Here are some entries; quote each one exactly.

Exercise materials section start

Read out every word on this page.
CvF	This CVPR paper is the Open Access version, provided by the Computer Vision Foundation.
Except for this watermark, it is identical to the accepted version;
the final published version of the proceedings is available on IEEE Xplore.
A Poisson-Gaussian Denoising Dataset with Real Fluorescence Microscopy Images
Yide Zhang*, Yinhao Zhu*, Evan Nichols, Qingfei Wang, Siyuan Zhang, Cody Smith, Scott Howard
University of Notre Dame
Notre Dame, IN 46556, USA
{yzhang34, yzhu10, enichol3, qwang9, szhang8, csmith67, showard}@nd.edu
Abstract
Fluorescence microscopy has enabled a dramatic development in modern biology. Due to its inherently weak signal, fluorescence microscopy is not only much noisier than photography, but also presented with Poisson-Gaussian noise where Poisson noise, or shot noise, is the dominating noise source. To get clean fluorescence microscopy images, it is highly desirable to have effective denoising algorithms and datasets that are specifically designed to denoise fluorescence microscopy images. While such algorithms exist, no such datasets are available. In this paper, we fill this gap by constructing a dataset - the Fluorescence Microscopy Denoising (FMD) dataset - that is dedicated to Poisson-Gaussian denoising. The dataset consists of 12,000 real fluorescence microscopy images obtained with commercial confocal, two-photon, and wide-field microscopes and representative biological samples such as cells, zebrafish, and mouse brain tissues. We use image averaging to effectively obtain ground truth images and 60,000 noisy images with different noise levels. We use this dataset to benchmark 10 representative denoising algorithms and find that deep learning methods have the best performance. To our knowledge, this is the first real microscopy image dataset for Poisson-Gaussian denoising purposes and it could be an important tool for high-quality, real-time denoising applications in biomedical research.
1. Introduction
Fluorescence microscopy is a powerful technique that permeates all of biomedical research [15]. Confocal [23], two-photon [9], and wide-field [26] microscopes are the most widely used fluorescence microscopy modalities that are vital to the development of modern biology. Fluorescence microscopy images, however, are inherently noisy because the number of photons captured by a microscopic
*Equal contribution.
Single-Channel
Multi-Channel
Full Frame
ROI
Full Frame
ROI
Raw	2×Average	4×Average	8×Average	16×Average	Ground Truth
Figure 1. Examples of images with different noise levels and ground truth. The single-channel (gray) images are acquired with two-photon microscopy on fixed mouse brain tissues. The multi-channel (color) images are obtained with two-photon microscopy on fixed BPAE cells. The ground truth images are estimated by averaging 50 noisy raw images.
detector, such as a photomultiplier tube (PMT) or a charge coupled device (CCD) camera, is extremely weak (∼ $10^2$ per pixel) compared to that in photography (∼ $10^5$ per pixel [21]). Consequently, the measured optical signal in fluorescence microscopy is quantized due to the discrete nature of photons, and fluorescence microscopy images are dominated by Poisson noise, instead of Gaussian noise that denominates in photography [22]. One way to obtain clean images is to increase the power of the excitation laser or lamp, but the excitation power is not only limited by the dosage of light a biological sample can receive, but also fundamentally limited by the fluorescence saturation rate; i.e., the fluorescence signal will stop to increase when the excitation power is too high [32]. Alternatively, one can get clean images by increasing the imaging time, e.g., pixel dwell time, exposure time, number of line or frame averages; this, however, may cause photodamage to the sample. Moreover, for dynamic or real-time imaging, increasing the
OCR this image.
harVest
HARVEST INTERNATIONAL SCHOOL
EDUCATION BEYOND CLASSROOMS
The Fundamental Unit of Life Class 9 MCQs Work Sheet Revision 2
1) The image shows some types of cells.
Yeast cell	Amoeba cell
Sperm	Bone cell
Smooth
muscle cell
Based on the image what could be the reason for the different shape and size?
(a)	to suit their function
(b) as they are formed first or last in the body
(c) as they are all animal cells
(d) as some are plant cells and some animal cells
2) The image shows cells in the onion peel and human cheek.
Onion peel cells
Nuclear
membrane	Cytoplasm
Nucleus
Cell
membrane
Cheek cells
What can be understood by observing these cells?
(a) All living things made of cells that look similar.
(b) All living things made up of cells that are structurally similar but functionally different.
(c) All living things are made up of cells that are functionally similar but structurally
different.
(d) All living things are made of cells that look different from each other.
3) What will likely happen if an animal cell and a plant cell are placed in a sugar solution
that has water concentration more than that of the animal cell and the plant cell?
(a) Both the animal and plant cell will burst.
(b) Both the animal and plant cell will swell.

Exercise materials section end

| Response |
Read out every word on this page.
CvF	This CVPR paper is the Open Access version, provided by the Computer Vision Foundation.
Except for this watermark, it is identical to the accepted version;
the final published version of the proceedings is available on IEEE Xplore.
A Poisson-Gaussian Denoising Dataset with Real Fluorescence Microscopy Images
Yide Zhang*, Yinhao Zhu*, Evan Nichols, Qingfei Wang, Siyuan Zhang, Cody Smith, Scott Howard
University of Notre Dame
Notre Dame, IN 46556, USA
{yzhang34, yzhu10, enichol3, qwang9, szhang8, csmith67, showard}@nd.edu
Abstract
Fluorescence microscopy has enabled a dramatic development in modern biology. Due to its inherently weak signal, fluorescence microscopy is not only much noisier than photography, but also presented with Poisson-Gaussian noise where Poisson noise, or shot noise, is the dominating noise source. To get clean fluorescence microscopy images, it is highly desirable to have effective denoising algorithms and datasets that are specifically designed to denoise fluorescence microscopy images. While such algorithms exist, no such datasets are available. In this paper, we fill this gap by constructing a dataset - the Fluorescence Microscopy Denoising (FMD) dataset - that is dedicated to Poisson-Gaussian denoising. The dataset consists of 12,000 real fluorescence microscopy images obtained with commercial confocal, two-photon, and wide-field microscopes and representative biological samples such as cells, zebrafish, and mouse brain tissues. We use image averaging to effectively obtain ground truth images and 60,000 noisy images with different noise levels. We use this dataset to benchmark 10 representative denoising algorithms and find that deep learning methods have the best performance. To our knowledge, this is the first real microscopy image dataset for Poisson-Gaussian denoising purposes and it could be an important tool for high-quality, real-time denoising applications in biomedical research.
1. Introduction
Fluorescence microscopy is a powerful technique that permeates all of biomedical research [15]. Confocal [23], two-photon [9], and wide-field [26] microscopes are the most widely used fluorescence microscopy modalities that are vital to the development of modern biology. Fluorescence microscopy images, however, are inherently noisy because the number of photons captured by a microscopic
*Equal contribution.
Single-Channel
Multi-Channel
Full Frame
ROI
Full Frame
ROI
Raw	2×Average	4×Average	8×Average	16×Average	Ground Truth
Figure 1. Examples of images with different noise levels and ground truth. The single-channel (gray) images are acquired with two-photon microscopy on fixed mouse brain tissues. The multi-channel (color) images are obtained with two-photon microscopy on fixed BPAE cells. The ground truth images are estimated by averaging 50 noisy raw images.
detector, such as a photomultiplier tube (PMT) or a charge coupled device (CCD) camera, is extremely weak (∼ $10^2$ per pixel) compared to that in photography (∼ $10^5$ per pixel [21]). Consequently, the measured optical signal in fluorescence microscopy is quantized due to the discrete nature of photons, and fluorescence microscopy images are dominated by Poisson noise, instead of Gaussian noise that denominates in photography [22]. One way to obtain clean images is to increase the power of the excitation laser or lamp, but the excitation power is not only limited by the dosage of light a biological sample can receive, but also fundamentally limited by the fluorescence saturation rate; i.e., the fluorescence signal will stop to increase when the excitation power is too high [32]. Alternatively, one can get clean images by increasing the imaging time, e.g., pixel dwell time, exposure time, number of line or frame averages; this, however, may cause photodamage to the sample. Moreover, for dynamic or real-time imaging, increasing the
OCR this image.
harVest
HARVEST INTERNATIONAL SCHOOL
EDUCATION BEYOND CLASSROOMS
The Fundamental Unit of Life Class 9 MCQs Work Sheet Revision 2
1) The image shows some types of cells.
Yeast cell	Amoeba cell
Sperm	Bone cell
Smooth
muscle cell
Based on the image what could be the reason for the different shape and size?
(a)	to suit their function
(b) as they are formed first or last in the body
(c) as they are all animal cells
(d) as some are plant cells and some animal cells
2) The image shows cells in the onion peel and human cheek.
Onion peel cells
Nuclear
membrane	Cytoplasm
Nucleus
Cell
membrane
Cheek cells
What can be understood by observing these cells?
(a) All living things made of cells that look similar.
(b) All living things made up of cells that are structurally similar but functionally different.
(c) All living things are made up of cells that are functionally similar but structurally
different.
(d) All living things are made of cells that look different from each other.
3) What will likely happen if an animal cell and a plant cell are placed in a sugar solution
that has water concentration more than that of the animal cell and the plant cell?
(a) Both the animal and plant cell will burst.
(b) Both the animal and plant cell will swell.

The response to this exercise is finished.